=== REQUIREMENTS ===
Gather the lines below that include the string "τοιουτέοισι", copying each in full.

==== MATERIAL FOR THIS EXERCISE

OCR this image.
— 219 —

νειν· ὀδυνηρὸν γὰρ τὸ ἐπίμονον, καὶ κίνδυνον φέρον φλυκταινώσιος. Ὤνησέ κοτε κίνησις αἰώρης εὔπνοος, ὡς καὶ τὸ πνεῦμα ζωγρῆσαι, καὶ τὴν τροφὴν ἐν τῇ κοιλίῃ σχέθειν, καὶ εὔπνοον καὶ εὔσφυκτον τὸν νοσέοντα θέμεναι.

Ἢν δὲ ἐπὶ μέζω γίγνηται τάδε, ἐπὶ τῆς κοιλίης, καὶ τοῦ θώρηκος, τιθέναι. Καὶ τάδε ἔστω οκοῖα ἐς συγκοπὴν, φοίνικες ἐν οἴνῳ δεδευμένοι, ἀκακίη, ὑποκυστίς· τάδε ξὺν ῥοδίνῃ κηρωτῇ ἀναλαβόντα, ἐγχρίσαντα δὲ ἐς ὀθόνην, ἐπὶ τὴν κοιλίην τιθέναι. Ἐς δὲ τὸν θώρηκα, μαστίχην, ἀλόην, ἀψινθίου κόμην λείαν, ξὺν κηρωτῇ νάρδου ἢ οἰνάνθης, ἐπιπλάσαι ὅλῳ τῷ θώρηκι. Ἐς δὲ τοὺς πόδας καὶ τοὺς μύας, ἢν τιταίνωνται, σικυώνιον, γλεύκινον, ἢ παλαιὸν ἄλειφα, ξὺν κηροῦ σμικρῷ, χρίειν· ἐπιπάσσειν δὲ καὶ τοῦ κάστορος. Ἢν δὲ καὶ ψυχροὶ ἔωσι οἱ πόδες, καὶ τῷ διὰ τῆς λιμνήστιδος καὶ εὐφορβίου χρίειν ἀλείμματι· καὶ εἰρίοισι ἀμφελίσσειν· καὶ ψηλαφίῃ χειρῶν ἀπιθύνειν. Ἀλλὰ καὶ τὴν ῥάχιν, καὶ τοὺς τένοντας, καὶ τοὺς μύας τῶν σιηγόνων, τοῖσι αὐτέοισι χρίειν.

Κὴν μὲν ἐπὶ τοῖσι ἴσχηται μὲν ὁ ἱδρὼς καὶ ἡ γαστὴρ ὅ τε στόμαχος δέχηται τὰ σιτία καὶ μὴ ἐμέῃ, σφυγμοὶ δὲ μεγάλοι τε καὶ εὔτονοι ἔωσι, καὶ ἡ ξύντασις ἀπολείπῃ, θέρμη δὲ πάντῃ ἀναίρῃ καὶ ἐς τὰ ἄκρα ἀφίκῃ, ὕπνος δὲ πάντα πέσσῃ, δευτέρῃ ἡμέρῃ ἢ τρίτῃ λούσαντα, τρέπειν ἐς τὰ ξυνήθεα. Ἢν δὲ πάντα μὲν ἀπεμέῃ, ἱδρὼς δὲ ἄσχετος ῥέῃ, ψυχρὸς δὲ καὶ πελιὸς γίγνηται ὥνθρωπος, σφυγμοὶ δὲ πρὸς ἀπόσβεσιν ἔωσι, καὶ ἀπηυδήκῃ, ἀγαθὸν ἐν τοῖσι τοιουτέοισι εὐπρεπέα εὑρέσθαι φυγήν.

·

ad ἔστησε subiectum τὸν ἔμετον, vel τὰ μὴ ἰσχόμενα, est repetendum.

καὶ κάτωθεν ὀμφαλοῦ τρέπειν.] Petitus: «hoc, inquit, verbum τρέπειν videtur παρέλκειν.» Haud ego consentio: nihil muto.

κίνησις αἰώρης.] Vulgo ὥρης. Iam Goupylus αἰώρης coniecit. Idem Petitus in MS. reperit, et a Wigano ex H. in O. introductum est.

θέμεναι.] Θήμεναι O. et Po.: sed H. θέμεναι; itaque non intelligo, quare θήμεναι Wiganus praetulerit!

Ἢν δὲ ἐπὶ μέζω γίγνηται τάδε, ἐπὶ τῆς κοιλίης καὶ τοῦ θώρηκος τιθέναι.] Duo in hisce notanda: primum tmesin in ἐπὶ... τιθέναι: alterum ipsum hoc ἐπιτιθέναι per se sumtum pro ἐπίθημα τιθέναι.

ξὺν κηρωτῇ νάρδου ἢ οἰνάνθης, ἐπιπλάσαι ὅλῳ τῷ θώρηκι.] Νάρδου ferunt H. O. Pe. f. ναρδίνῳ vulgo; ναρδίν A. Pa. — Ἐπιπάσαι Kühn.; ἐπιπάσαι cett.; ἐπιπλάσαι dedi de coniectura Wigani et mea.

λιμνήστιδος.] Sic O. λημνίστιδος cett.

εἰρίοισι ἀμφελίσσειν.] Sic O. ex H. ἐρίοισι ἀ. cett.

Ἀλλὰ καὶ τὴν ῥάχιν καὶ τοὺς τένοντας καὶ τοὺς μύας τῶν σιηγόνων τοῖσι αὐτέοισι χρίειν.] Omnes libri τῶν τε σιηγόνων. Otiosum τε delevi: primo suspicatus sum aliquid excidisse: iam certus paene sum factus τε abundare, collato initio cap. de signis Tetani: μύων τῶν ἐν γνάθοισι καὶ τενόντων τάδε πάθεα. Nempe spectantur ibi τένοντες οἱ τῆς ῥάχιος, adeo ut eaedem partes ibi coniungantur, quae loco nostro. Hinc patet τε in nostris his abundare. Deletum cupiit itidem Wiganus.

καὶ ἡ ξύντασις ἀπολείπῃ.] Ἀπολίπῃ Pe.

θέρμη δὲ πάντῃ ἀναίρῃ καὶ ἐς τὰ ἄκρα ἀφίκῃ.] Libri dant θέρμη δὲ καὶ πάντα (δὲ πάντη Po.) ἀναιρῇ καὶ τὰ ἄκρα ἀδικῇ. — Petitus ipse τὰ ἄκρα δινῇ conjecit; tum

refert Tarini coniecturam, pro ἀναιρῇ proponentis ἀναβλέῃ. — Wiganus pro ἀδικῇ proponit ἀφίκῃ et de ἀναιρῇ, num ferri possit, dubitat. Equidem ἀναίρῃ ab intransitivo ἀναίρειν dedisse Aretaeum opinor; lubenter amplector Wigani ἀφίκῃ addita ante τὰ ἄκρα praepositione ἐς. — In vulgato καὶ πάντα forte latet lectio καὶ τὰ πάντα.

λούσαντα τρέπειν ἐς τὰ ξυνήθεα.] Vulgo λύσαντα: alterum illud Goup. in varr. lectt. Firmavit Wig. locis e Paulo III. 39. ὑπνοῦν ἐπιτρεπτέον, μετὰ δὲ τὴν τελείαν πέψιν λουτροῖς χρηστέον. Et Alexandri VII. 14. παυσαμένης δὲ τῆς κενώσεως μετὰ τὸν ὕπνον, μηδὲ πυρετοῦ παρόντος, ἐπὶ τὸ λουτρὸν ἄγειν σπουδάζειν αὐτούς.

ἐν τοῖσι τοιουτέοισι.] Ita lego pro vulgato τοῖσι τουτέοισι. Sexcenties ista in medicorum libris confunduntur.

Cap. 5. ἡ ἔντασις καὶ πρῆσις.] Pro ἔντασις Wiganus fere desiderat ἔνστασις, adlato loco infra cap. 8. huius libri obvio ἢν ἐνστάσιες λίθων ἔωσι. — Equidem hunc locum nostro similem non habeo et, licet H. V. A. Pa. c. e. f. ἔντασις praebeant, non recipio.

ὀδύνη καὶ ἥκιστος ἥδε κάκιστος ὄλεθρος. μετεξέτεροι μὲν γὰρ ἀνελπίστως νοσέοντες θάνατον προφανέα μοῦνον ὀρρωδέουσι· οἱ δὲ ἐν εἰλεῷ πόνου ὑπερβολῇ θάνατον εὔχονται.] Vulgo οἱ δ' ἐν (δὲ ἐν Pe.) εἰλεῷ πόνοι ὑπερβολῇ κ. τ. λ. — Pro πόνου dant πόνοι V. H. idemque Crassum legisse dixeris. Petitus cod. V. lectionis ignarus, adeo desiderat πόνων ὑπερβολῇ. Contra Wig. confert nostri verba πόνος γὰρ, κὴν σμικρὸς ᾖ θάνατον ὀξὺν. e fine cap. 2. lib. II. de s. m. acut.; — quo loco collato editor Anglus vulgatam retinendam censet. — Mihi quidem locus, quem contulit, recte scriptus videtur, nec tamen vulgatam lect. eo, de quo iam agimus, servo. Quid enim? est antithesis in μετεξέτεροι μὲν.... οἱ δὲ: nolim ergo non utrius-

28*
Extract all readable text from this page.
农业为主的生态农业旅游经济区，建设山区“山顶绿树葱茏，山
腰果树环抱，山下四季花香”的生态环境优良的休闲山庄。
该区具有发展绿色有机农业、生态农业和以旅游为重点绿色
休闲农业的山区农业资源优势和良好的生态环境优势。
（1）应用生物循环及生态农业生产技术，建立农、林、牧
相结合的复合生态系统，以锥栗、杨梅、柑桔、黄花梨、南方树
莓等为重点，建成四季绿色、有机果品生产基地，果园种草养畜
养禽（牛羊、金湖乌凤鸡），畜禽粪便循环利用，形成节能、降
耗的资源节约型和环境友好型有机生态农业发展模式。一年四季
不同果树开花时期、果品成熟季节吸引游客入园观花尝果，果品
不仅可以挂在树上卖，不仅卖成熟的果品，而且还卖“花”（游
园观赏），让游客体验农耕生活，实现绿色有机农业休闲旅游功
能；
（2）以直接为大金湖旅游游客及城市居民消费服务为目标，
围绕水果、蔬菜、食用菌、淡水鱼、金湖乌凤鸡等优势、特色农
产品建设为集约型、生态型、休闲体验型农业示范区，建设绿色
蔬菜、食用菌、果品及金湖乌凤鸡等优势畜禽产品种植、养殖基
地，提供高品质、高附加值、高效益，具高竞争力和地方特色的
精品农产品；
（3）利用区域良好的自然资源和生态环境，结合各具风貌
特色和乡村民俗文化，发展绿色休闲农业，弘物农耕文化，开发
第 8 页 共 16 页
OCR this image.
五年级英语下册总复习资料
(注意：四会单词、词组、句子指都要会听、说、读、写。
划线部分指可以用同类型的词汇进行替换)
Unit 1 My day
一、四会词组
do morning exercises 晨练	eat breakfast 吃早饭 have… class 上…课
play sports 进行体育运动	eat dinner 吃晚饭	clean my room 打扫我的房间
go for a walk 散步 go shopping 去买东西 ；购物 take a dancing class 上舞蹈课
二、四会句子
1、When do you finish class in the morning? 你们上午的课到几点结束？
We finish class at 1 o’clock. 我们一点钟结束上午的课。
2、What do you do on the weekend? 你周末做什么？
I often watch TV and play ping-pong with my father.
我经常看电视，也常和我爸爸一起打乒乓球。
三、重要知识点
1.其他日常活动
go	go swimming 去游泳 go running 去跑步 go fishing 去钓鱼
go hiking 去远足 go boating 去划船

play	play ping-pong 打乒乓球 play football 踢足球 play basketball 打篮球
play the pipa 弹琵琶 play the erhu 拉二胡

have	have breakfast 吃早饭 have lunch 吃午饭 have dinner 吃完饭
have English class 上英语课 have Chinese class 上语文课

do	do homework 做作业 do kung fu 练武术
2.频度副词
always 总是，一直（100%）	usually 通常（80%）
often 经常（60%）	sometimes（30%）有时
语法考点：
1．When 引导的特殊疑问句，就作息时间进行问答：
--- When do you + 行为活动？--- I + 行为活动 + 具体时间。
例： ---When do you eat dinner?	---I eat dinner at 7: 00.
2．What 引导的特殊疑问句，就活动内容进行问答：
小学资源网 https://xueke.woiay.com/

========

=== SOLUTION ===
Κὴν μὲν ἐπὶ τοῖσι ἴσχηται μὲν ὁ ἱδρὼς καὶ ἡ γαστὴρ ὅ τε στόμαχος δέχηται τὰ σιτία καὶ μὴ ἐμέῃ, σφυγμοὶ δὲ μεγάλοι τε καὶ εὔτονοι ἔωσι, καὶ ἡ ξύντασις ἀπολείπῃ, θέρμη δὲ πάντῃ ἀναίρῃ καὶ ἐς τὰ ἄκρα ἀφίκῃ, ὕπνος δὲ πάντα πέσσῃ, δευτέρῃ ἡμέρῃ ἢ τρίτῃ λούσαντα, τρέπειν ἐς τὰ ξυνήθεα. Ἢν δὲ πάντα μὲν ἀπεμέῃ, ἱδρὼς δὲ ἄσχετος ῥέῃ, ψυχρὸς δὲ καὶ πελιὸς γίγνηται ὥνθρωπος, σφυγμοὶ δὲ πρὸς ἀπόσβεσιν ἔωσι, καὶ ἀπηυδήκῃ, ἀγαθὸν ἐν τοῖσι τοιουτέοισι εὐπρεπέα εὑρέσθαι φυγήν.
ἐν τοῖσι τοιουτέοισι.] Ita lego pro vulgato τοῖσι τουτέοισι. Sexcenties ista in medicorum libris confunduntur.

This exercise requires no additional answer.